▸ **THE INPUT**:
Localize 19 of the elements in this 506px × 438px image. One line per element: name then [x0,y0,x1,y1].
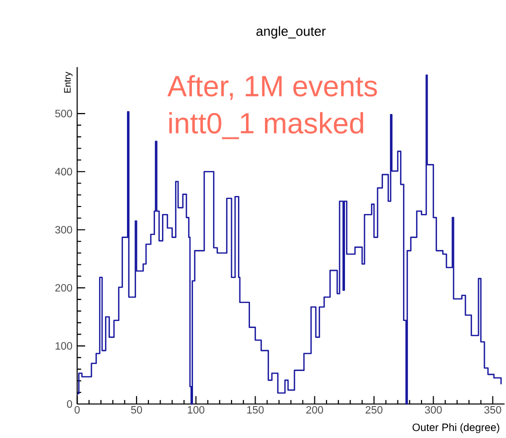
y-tick-label: 400 [55,168,72,176]
x-axis-title: Outer Phi (degree) [412,423,500,434]
chart-title: angle_outer [256,26,326,39]
x-tick-label: 100 [188,406,204,414]
x-tick-label: 350 [484,406,502,414]
y-axis-title: Entry [64,72,73,93]
y-tick-label: 0 [67,400,72,408]
y-tick-label: 100 [56,342,72,350]
annotation: intt0_1 masked [169,112,364,140]
annotation: After, 1M events [167,75,377,100]
x-tick-label: 150 [247,406,264,414]
y-tick-label: 200 [55,284,72,292]
y-tick-label: 500 [55,110,72,118]
x-tick-label: 50 [131,406,142,414]
x-tick-label: 300 [424,406,442,414]
x-tick-label: 0 [74,406,80,414]
x-tick-label: 250 [366,406,382,414]
y-tick-label: 300 [55,226,72,234]
x-tick-label: 200 [306,406,324,414]
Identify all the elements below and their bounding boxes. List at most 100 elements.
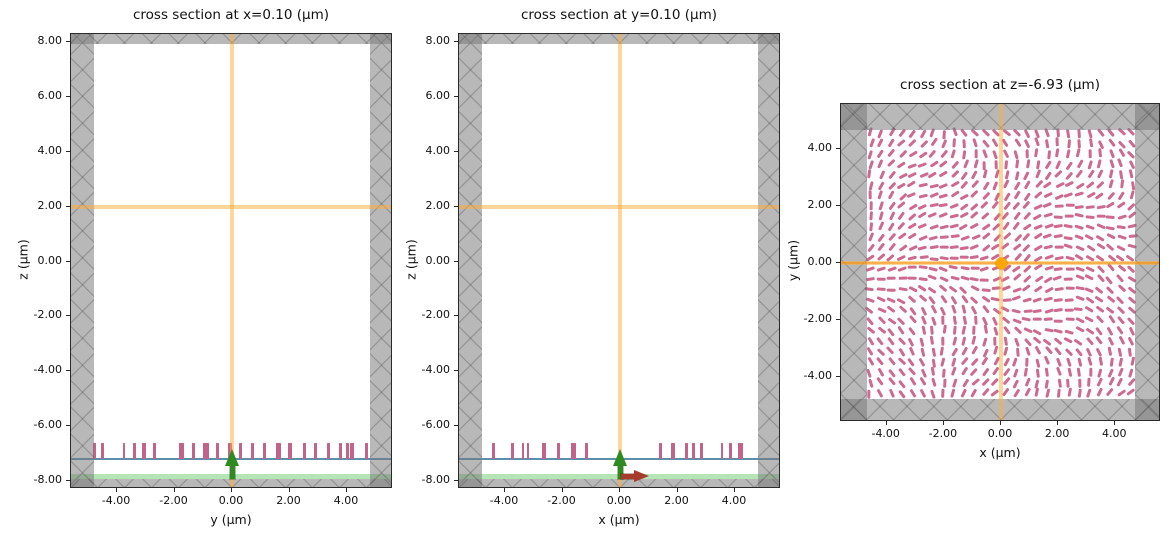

▸ **AIM**: Give the lines above as a Markdown table with two columns, Row for the row number and Text for the line, and leave out any blank lines. Keep the pictures out of the answer.

▸ **WORKED SOLUTION**:
| Row | Text |
|---|---|
| 1 | Localize 19 of the elements in this 506px × 438px image. One line per element: name then [x0,y0,x1,y1]. |
| 2 | y-tick-label: 400 [55,168,72,176] |
| 3 | x-axis-title: Outer Phi (degree) [412,423,500,434] |
| 4 | chart-title: angle_outer [256,26,326,39] |
| 5 | x-tick-label: 100 [188,406,204,414] |
| 6 | x-tick-label: 350 [484,406,502,414] |
| 7 | y-axis-title: Entry [64,72,73,93] |
| 8 | y-tick-label: 0 [67,400,72,408] |
| 9 | y-tick-label: 100 [56,342,72,350] |
| 10 | annotation: intt0_1 masked [169,112,364,140] |
| 11 | annotation: After, 1M events [167,75,377,100] |
| 12 | x-tick-label: 150 [247,406,264,414] |
| 13 | y-tick-label: 200 [55,284,72,292] |
| 14 | y-tick-label: 500 [55,110,72,118] |
| 15 | x-tick-label: 50 [131,406,142,414] |
| 16 | x-tick-label: 300 [424,406,442,414] |
| 17 | x-tick-label: 0 [74,406,80,414] |
| 18 | x-tick-label: 250 [366,406,382,414] |
| 19 | y-tick-label: 300 [55,226,72,234] |
| 20 | x-tick-label: 200 [306,406,324,414] |
| 21 | Identify all the elements below and their bounding boxes. List at most 100 elements. |